----- Stored rows -----
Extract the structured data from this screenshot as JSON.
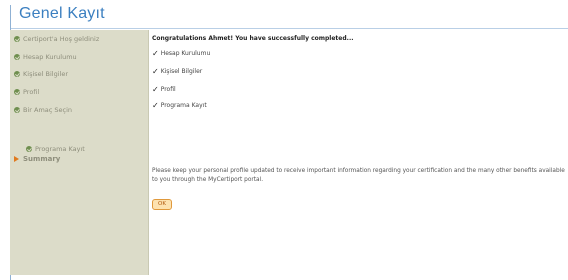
{
  "header": {
    "title": "Genel Kayıt"
  },
  "sidebar": {
    "items": [
      {
        "label": "Certiport'a Hoş geldiniz"
      },
      {
        "label": "Hesap Kurulumu"
      },
      {
        "label": "Kişisel Bilgiler"
      },
      {
        "label": "Profil"
      },
      {
        "label": "Bir Amaç Seçin"
      },
      {
        "label": "Programa Kayıt"
      }
    ],
    "current": "Summary"
  },
  "main": {
    "heading": "Congratulations Ahmet! You have successfully completed...",
    "completed": [
      {
        "label": "Hesap Kurulumu"
      },
      {
        "label": "Kişisel Bilgiler"
      },
      {
        "label": "Profil"
      },
      {
        "label": "Programa Kayıt"
      }
    ],
    "paragraph": "Please keep your personal profile updated to receive important information regarding your certification and the many other benefits available to you through the MyCertiport portal.",
    "ok_label": "OK"
  },
  "colors": {
    "title": "#3b7fc0",
    "sidebar_bg": "#dcdcc9",
    "accent": "#e07a1e"
  }
}
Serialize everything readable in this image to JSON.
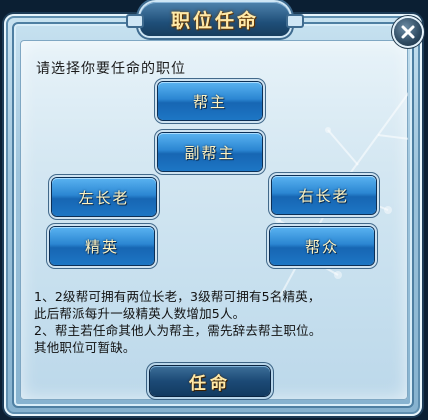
-----
Reproduce the records verbatim, omitting all images they contain.

Extract the structured data from this screenshot as JSON.
{
  "header": {
    "title": "Genel Kayıt"
  },
  "sidebar": {
    "items": [
      {
        "label": "Certiport'a Hoş geldiniz"
      },
      {
        "label": "Hesap Kurulumu"
      },
      {
        "label": "Kişisel Bilgiler"
      },
      {
        "label": "Profil"
      },
      {
        "label": "Bir Amaç Seçin"
      },
      {
        "label": "Programa Kayıt"
      }
    ],
    "current": "Summary"
  },
  "main": {
    "heading": "Congratulations Ahmet! You have successfully completed...",
    "completed": [
      {
        "label": "Hesap Kurulumu"
      },
      {
        "label": "Kişisel Bilgiler"
      },
      {
        "label": "Profil"
      },
      {
        "label": "Programa Kayıt"
      }
    ],
    "paragraph": "Please keep your personal profile updated to receive important information regarding your certification and the many other benefits available to you through the MyCertiport portal.",
    "ok_label": "OK"
  },
  "colors": {
    "title": "#3b7fc0",
    "sidebar_bg": "#dcdcc9",
    "accent": "#e07a1e"
  }
}
Serialize everything readable in this image to JSON.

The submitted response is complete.